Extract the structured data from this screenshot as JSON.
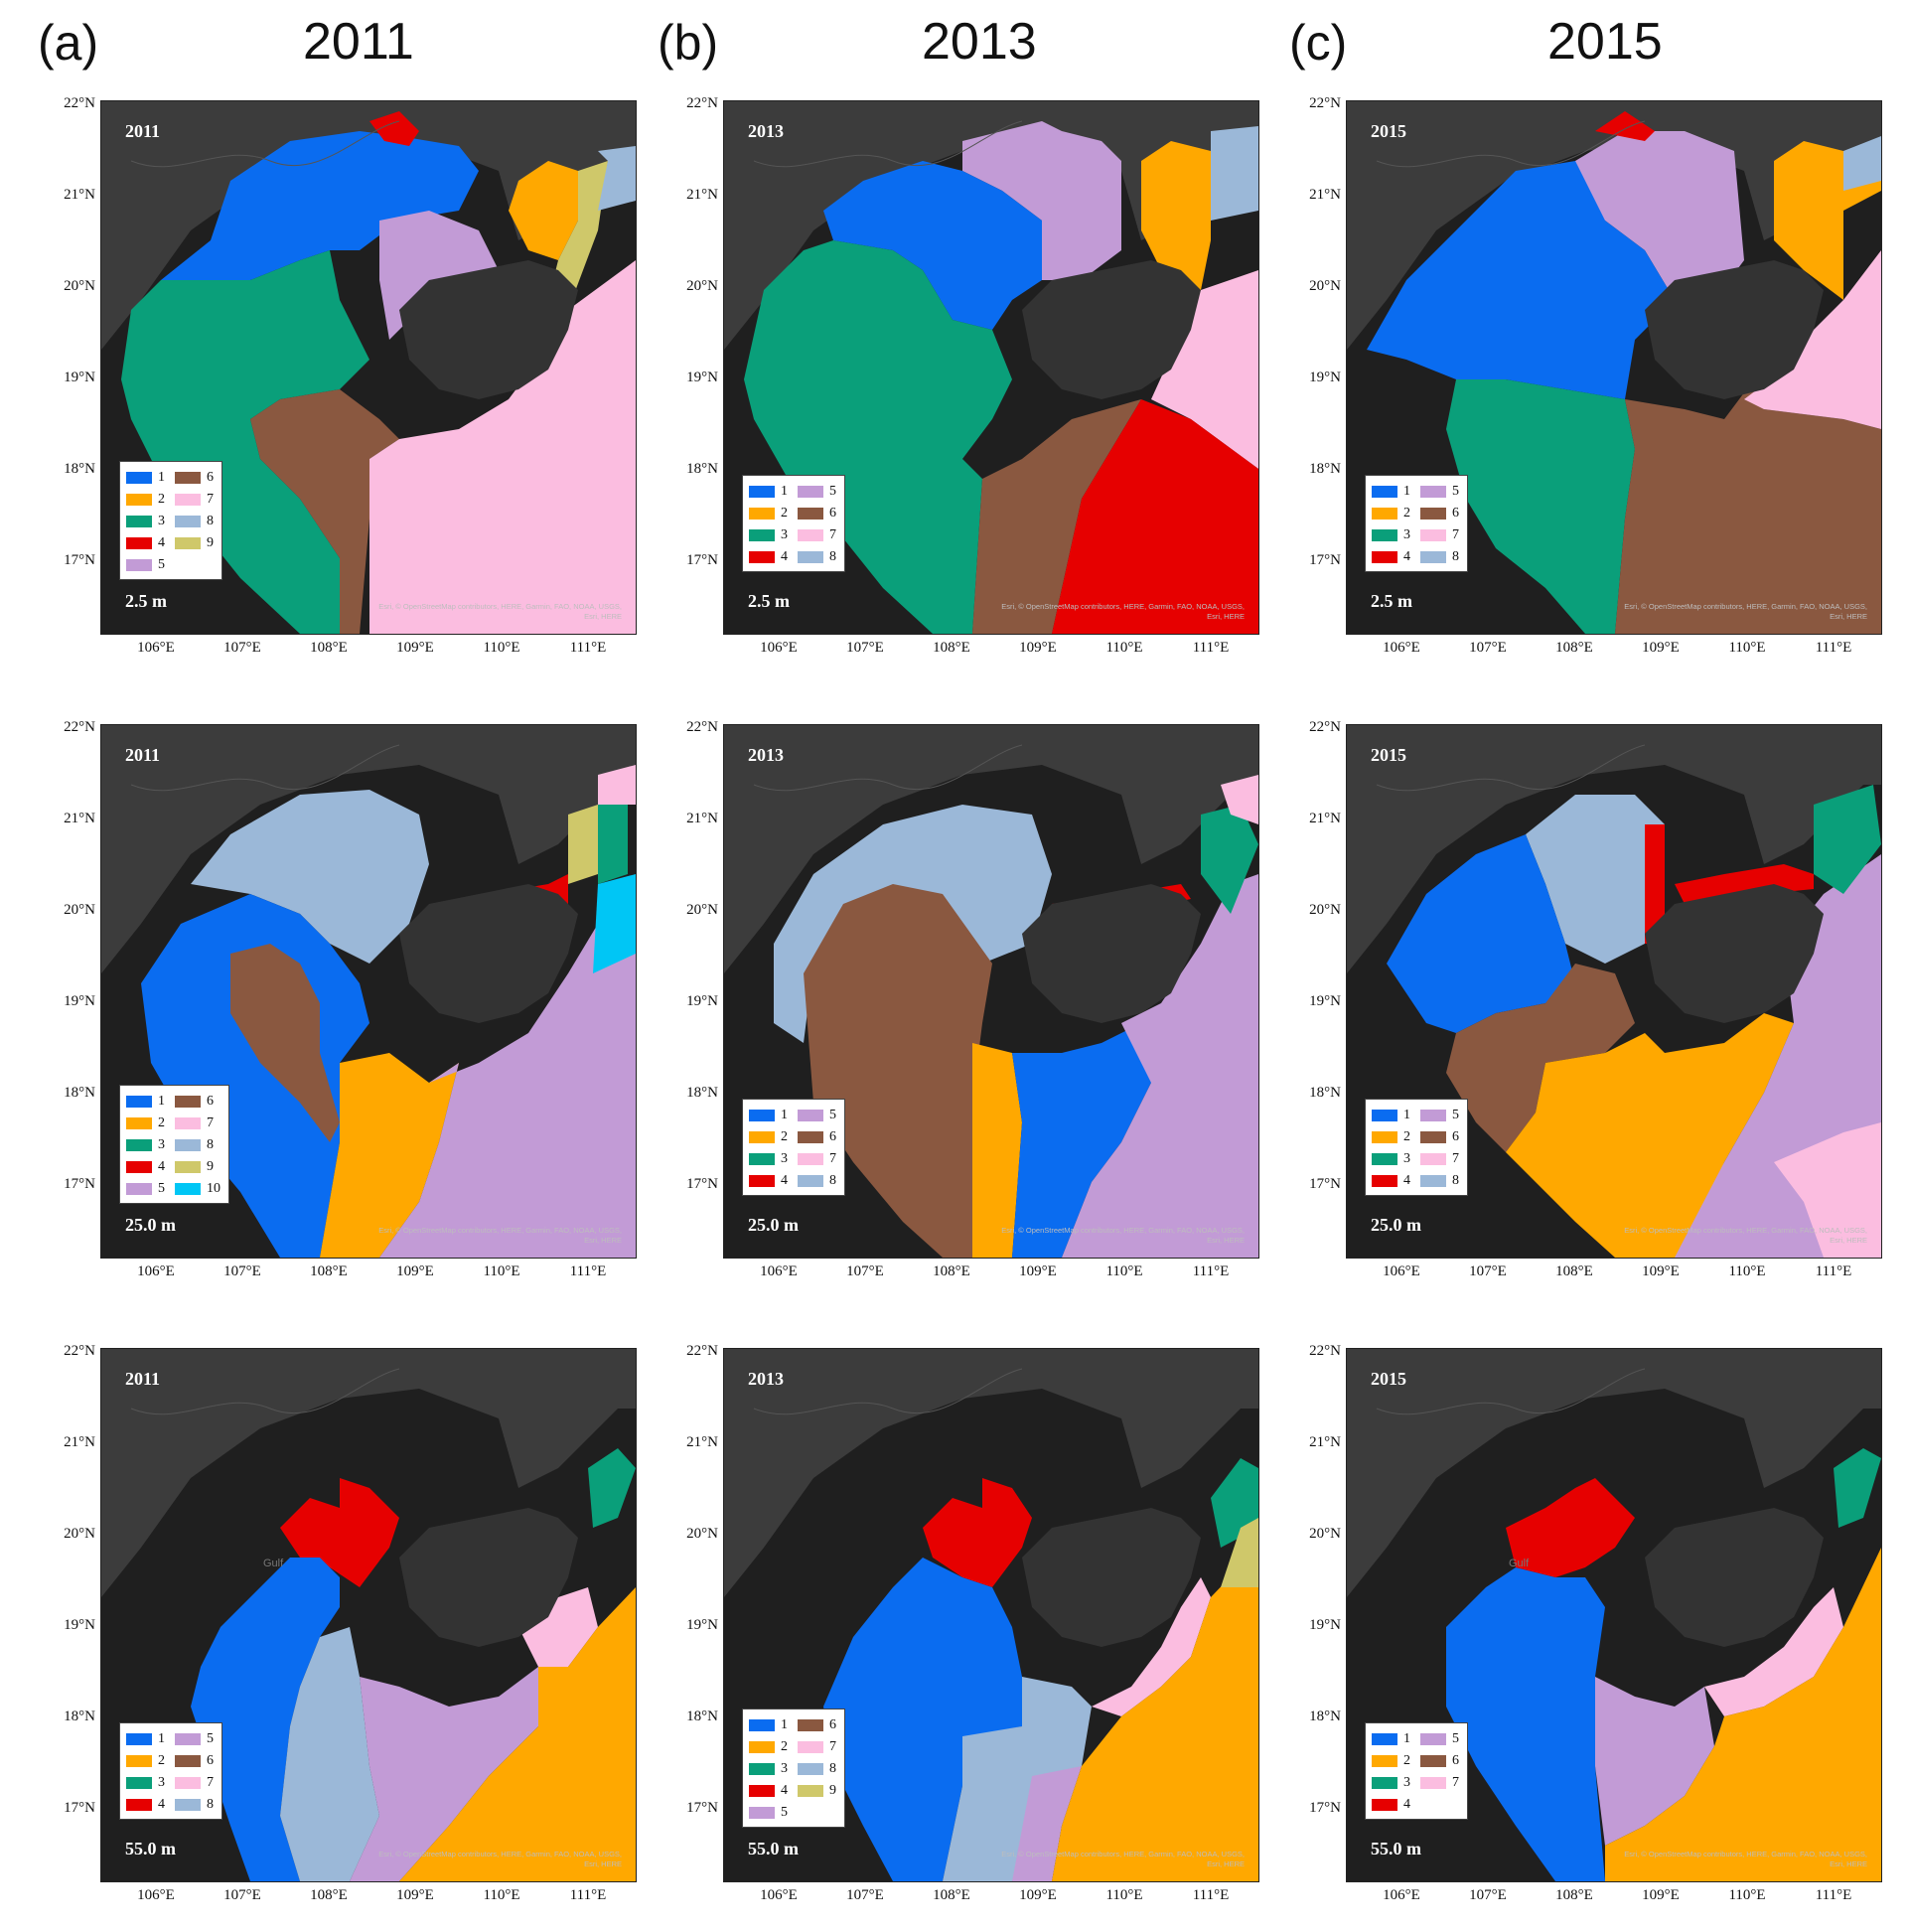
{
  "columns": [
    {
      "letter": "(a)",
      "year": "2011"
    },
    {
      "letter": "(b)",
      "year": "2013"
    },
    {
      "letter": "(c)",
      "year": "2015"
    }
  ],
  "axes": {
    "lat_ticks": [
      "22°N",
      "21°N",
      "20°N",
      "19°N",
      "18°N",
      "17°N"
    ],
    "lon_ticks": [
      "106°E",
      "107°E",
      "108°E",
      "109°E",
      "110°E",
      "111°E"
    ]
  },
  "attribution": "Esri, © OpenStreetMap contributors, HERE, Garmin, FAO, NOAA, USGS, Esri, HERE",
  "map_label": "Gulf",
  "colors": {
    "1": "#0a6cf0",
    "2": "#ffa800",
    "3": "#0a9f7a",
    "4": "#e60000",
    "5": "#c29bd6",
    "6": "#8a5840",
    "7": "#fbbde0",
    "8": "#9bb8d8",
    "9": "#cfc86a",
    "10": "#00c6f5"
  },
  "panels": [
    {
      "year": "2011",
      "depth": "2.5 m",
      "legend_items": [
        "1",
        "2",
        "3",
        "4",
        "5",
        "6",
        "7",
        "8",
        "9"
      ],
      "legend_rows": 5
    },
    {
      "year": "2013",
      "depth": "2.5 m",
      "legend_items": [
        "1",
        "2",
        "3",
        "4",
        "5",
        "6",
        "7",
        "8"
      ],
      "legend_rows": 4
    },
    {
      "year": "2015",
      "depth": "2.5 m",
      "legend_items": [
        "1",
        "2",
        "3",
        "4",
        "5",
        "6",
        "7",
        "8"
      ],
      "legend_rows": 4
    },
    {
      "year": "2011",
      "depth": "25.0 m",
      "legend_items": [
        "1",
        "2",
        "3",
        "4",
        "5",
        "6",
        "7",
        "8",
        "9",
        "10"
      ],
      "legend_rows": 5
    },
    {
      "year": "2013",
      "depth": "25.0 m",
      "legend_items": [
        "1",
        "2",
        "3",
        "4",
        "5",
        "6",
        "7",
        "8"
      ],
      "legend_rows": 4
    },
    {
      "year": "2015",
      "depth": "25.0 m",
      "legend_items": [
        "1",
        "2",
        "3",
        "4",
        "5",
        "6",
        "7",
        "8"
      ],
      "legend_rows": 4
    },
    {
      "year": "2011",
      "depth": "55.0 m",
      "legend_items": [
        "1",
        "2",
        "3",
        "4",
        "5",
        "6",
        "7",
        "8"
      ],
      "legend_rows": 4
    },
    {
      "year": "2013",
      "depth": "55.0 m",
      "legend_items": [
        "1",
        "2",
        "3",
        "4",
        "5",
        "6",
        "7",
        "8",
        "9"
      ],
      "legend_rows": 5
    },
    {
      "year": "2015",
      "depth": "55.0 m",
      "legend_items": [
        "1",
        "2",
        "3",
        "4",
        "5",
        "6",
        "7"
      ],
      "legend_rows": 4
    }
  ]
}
⁂
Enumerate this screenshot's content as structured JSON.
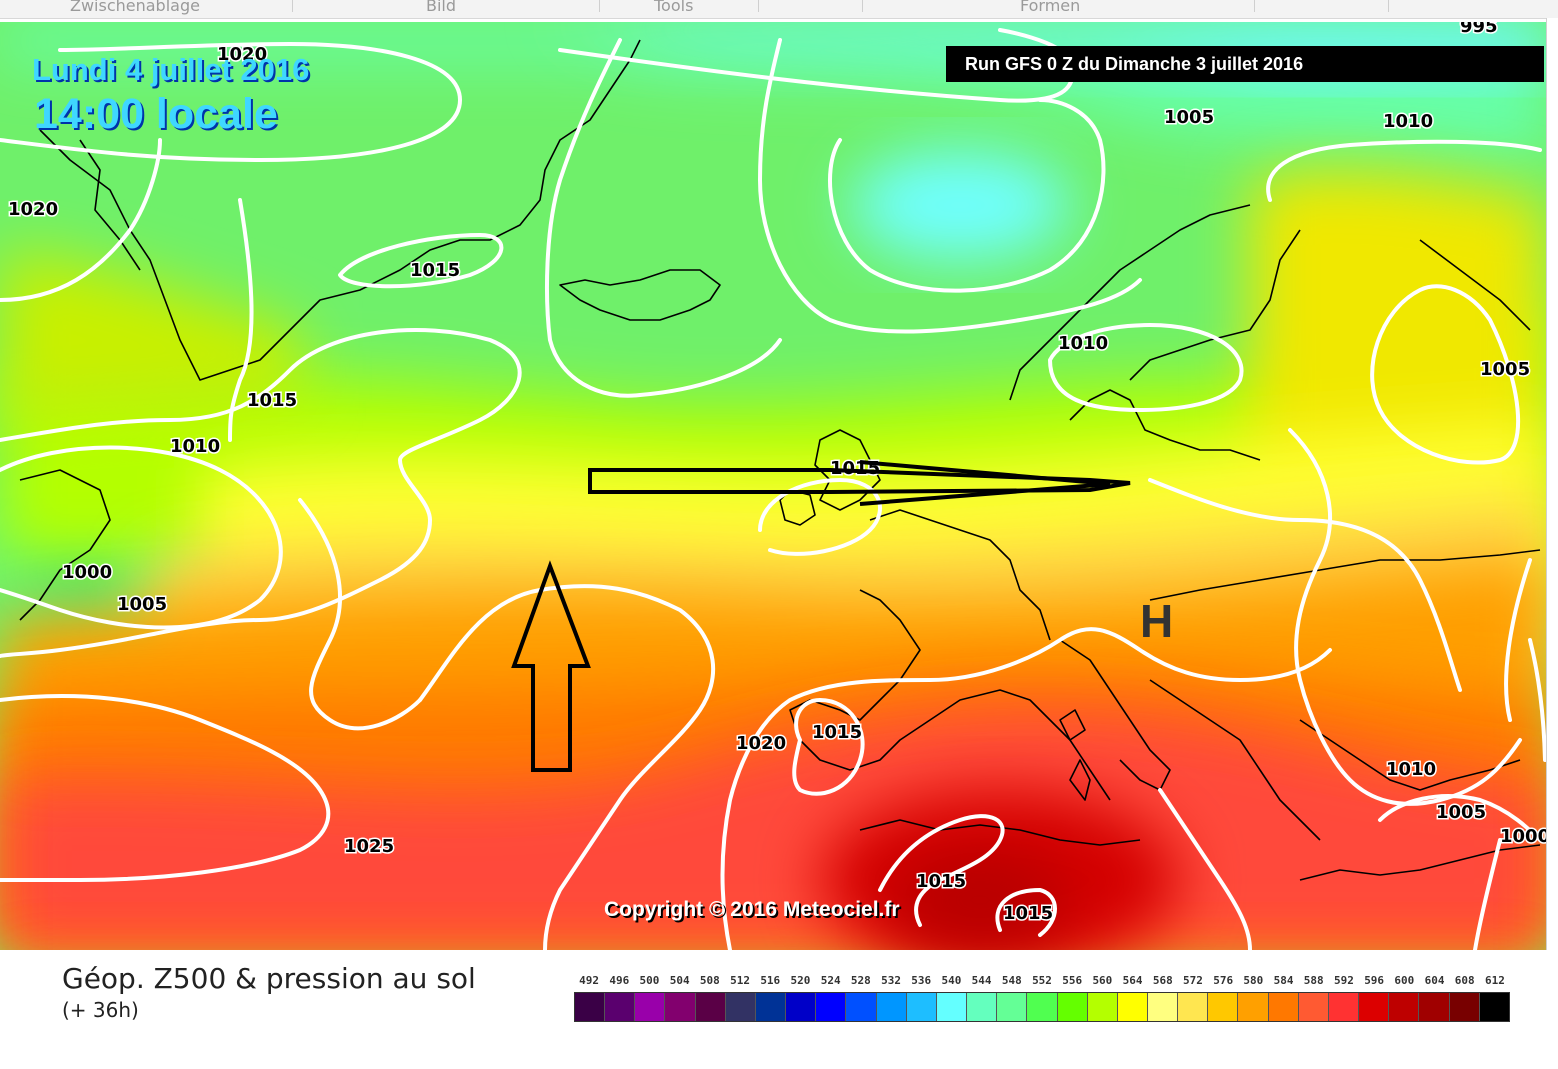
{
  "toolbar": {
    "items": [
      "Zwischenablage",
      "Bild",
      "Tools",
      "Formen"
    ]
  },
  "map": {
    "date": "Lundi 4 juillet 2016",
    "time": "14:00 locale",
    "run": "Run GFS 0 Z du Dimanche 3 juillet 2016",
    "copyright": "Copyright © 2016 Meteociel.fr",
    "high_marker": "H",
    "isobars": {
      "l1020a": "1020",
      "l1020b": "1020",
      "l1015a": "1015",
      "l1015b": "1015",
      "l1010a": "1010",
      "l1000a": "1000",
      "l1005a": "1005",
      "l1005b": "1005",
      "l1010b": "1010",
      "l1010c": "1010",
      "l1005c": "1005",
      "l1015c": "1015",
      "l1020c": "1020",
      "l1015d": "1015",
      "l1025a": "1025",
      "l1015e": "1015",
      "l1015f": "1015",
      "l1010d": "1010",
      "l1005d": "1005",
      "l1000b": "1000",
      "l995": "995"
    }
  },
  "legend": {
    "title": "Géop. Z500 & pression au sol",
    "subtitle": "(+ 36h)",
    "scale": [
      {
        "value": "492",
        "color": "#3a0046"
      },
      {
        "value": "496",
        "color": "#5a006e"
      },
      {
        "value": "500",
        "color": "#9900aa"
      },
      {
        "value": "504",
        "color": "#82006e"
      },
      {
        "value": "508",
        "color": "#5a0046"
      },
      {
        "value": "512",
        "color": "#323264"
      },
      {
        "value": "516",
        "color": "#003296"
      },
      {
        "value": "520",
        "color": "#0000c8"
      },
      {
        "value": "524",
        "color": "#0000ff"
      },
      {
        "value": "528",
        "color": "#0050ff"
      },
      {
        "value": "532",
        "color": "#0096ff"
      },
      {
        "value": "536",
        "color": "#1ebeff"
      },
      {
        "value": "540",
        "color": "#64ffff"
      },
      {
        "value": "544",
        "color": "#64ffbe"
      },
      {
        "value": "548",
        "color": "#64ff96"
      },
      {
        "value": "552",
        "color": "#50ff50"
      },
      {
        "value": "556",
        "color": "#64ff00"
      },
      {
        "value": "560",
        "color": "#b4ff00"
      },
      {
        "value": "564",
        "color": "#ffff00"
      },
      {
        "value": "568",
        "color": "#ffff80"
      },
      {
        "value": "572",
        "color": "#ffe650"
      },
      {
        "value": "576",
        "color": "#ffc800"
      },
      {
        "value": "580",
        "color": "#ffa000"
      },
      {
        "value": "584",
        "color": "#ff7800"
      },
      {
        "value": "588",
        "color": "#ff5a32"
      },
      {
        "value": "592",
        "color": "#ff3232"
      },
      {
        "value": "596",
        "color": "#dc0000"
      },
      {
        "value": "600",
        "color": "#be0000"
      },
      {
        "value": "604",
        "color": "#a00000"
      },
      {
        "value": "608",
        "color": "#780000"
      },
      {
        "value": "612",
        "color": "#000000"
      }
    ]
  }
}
⁂
**Exercise objective**: Extract each line from the entries above that contains the string "juillet".

**Response to the exercise**:
    "date": "Lundi 4 juillet 2016",
    "run": "Run GFS 0 Z du Dimanche 3 juillet 2016",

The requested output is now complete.